--- Start of Extracted entries ---
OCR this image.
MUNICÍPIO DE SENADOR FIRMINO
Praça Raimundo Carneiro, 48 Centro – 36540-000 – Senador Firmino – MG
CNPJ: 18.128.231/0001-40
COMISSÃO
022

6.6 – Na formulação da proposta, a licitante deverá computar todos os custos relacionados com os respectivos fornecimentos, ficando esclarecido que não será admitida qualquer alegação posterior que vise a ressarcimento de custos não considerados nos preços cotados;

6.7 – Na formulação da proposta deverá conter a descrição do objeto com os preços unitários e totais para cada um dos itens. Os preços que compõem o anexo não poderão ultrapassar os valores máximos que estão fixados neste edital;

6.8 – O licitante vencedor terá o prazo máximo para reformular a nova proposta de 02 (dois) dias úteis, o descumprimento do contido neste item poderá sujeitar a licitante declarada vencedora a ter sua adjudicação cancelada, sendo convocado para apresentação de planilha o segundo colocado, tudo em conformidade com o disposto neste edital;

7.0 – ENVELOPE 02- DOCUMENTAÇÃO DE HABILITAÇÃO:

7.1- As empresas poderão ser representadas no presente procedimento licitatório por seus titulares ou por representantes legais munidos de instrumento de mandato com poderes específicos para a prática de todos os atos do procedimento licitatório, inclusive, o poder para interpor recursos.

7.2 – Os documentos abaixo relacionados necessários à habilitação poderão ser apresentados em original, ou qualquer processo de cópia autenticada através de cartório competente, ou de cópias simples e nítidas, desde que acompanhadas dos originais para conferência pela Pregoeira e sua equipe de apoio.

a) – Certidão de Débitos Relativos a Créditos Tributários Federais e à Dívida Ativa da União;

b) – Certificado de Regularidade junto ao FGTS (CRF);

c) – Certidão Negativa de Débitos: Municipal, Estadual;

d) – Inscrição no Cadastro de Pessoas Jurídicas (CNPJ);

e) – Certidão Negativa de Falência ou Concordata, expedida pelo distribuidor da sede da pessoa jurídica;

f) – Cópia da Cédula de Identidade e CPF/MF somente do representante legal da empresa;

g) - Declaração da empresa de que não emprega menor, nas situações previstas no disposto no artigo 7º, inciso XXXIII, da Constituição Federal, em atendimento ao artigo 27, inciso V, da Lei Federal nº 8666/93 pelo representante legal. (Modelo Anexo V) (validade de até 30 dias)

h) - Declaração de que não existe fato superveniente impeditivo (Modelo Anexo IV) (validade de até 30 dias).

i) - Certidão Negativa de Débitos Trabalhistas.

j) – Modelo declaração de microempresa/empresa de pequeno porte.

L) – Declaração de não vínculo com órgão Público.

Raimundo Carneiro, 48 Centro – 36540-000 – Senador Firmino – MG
--- End of Extracted entries ---
--- What is asked ---
Reproduce the material above exactly; please quote every line of it.

--- Task result ---
OCR this image.
MUNICÍPIO DE SENADOR FIRMINO
Praça Raimundo Carneiro, 48 Centro – 36540-000 – Senador Firmino – MG
CNPJ: 18.128.231/0001-40
COMISSÃO
022

6.6 – Na formulação da proposta, a licitante deverá computar todos os custos relacionados com os respectivos fornecimentos, ficando esclarecido que não será admitida qualquer alegação posterior que vise a ressarcimento de custos não considerados nos preços cotados;

6.7 – Na formulação da proposta deverá conter a descrição do objeto com os preços unitários e totais para cada um dos itens. Os preços que compõem o anexo não poderão ultrapassar os valores máximos que estão fixados neste edital;

6.8 – O licitante vencedor terá o prazo máximo para reformular a nova proposta de 02 (dois) dias úteis, o descumprimento do contido neste item poderá sujeitar a licitante declarada vencedora a ter sua adjudicação cancelada, sendo convocado para apresentação de planilha o segundo colocado, tudo em conformidade com o disposto neste edital;

7.0 – ENVELOPE 02- DOCUMENTAÇÃO DE HABILITAÇÃO:

7.1- As empresas poderão ser representadas no presente procedimento licitatório por seus titulares ou por representantes legais munidos de instrumento de mandato com poderes específicos para a prática de todos os atos do procedimento licitatório, inclusive, o poder para interpor recursos.

7.2 – Os documentos abaixo relacionados necessários à habilitação poderão ser apresentados em original, ou qualquer processo de cópia autenticada através de cartório competente, ou de cópias simples e nítidas, desde que acompanhadas dos originais para conferência pela Pregoeira e sua equipe de apoio.

a) – Certidão de Débitos Relativos a Créditos Tributários Federais e à Dívida Ativa da União;

b) – Certificado de Regularidade junto ao FGTS (CRF);

c) – Certidão Negativa de Débitos: Municipal, Estadual;

d) – Inscrição no Cadastro de Pessoas Jurídicas (CNPJ);

e) – Certidão Negativa de Falência ou Concordata, expedida pelo distribuidor da sede da pessoa jurídica;

f) – Cópia da Cédula de Identidade e CPF/MF somente do representante legal da empresa;

g) - Declaração da empresa de que não emprega menor, nas situações previstas no disposto no artigo 7º, inciso XXXIII, da Constituição Federal, em atendimento ao artigo 27, inciso V, da Lei Federal nº 8666/93 pelo representante legal. (Modelo Anexo V) (validade de até 30 dias)

h) - Declaração de que não existe fato superveniente impeditivo (Modelo Anexo IV) (validade de até 30 dias).

i) - Certidão Negativa de Débitos Trabalhistas.

j) – Modelo declaração de microempresa/empresa de pequeno porte.

L) – Declaração de não vínculo com órgão Público.

Raimundo Carneiro, 48 Centro – 36540-000 – Senador Firmino – MG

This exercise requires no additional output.